=== Section Start ===
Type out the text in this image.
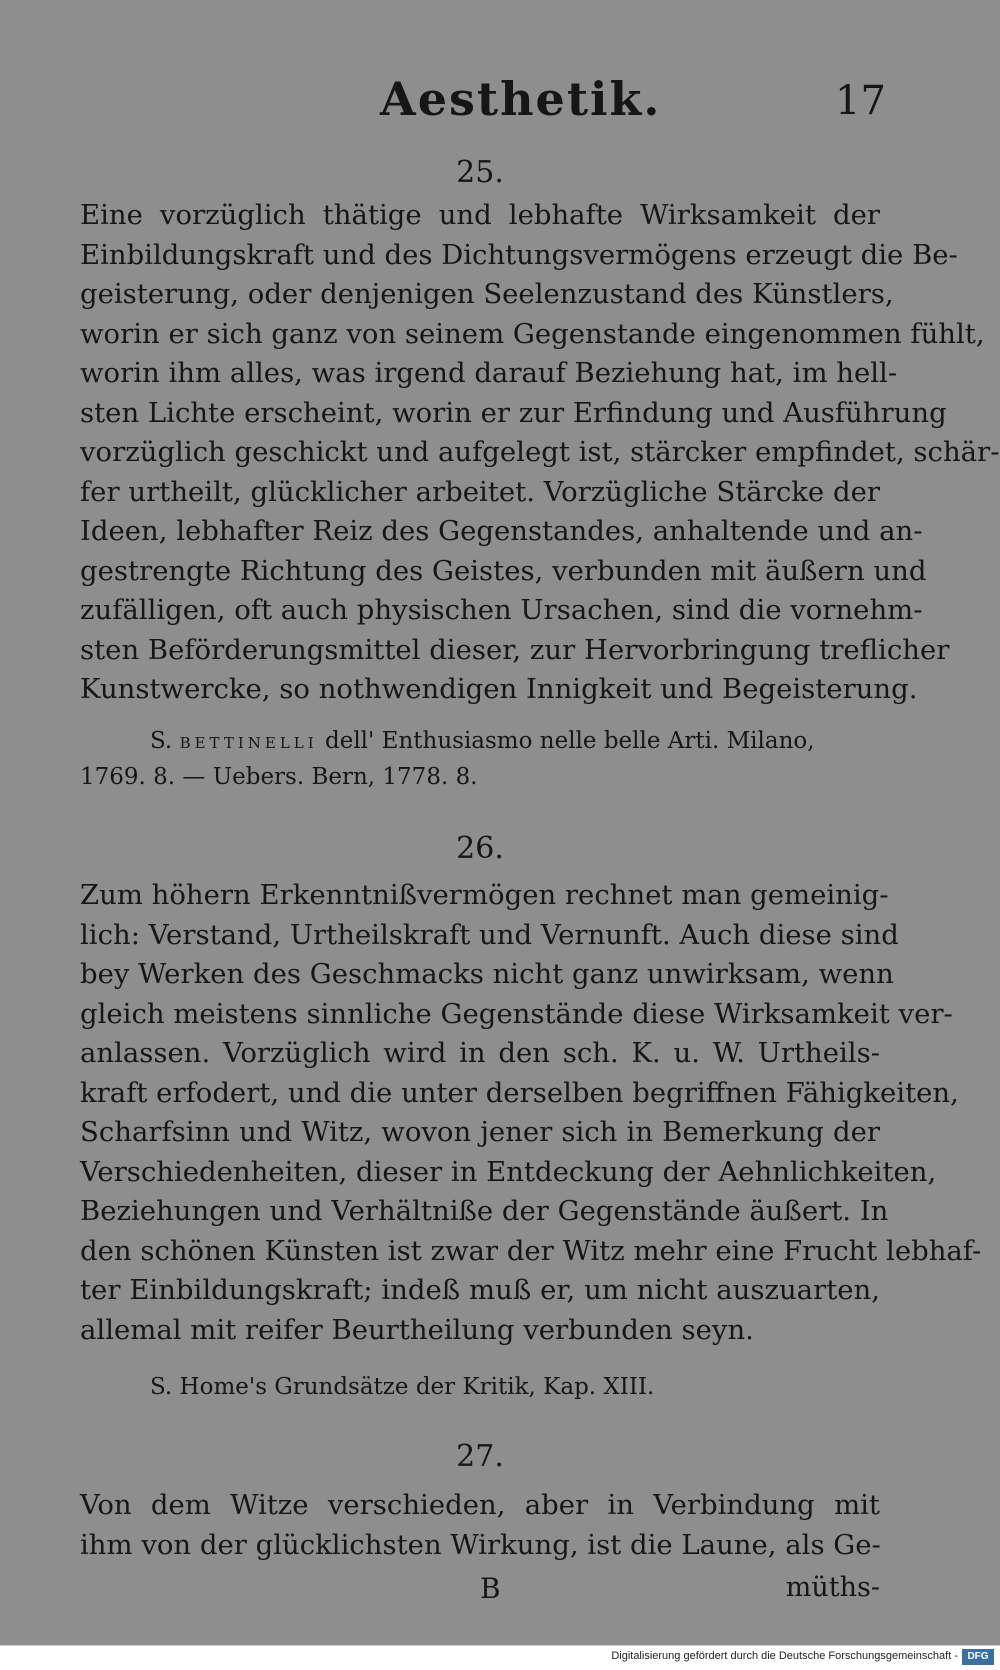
Aesthetik.	17

25.

Eine vorzüglich thätige und lebhafte Wirksamkeit der
Einbildungskraft und des Dichtungsvermögens erzeugt die Be-
geisterung, oder denjenigen Seelenzustand des Künstlers,
worin er sich ganz von seinem Gegenstande eingenommen fühlt,
worin ihm alles, was irgend darauf Beziehung hat, im hell-
sten Lichte erscheint, worin er zur Erfindung und Ausführung
vorzüglich geschickt und aufgelegt ist, stärcker empfindet, schär-
fer urtheilt, glücklicher arbeitet. Vorzügliche Stärcke der
Ideen, lebhafter Reiz des Gegenstandes, anhaltende und an-
gestrengte Richtung des Geistes, verbunden mit äußern und
zufälligen, oft auch physischen Ursachen, sind die vornehm-
sten Beförderungsmittel dieser, zur Hervorbringung treflicher
Kunstwercke, so nothwendigen Innigkeit und Begeisterung.
S. BETTINELLI dell' Enthusiasmo nelle belle Arti. Milano,
1769. 8. — Uebers. Bern, 1778. 8.

26.

Zum höhern Erkenntnißvermögen rechnet man gemeinig-
lich: Verstand, Urtheilskraft und Vernunft. Auch diese sind
bey Werken des Geschmacks nicht ganz unwirksam, wenn
gleich meistens sinnliche Gegenstände diese Wirksamkeit ver-
anlassen. Vorzüglich wird in den sch. K. u. W. Urtheils-
kraft erfodert, und die unter derselben begriffnen Fähigkeiten,
Scharfsinn und Witz, wovon jener sich in Bemerkung der
Verschiedenheiten, dieser in Entdeckung der Aehnlichkeiten,
Beziehungen und Verhältniße der Gegenstände äußert. In
den schönen Künsten ist zwar der Witz mehr eine Frucht lebhaf-
ter Einbildungskraft; indeß muß er, um nicht auszuarten,
allemal mit reifer Beurtheilung verbunden seyn.
S. Home's Grundsätze der Kritik, Kap. XIII.

27.

Von dem Witze verschieden, aber in Verbindung mit
ihm von der glücklichsten Wirkung, ist die Laune, als Ge-
B	müths-
Digitalisierung gefördert durch die Deutsche Forschungsgemeinschaft - DFG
=== Section End ===
**ACTIVITY**
Report each line in the data that holds the word "Gegenstände".

**ANSWER BOX**
gleich meistens sinnliche Gegenstände diese Wirksamkeit ver-
Beziehungen und Verhältniße der Gegenstände äußert. In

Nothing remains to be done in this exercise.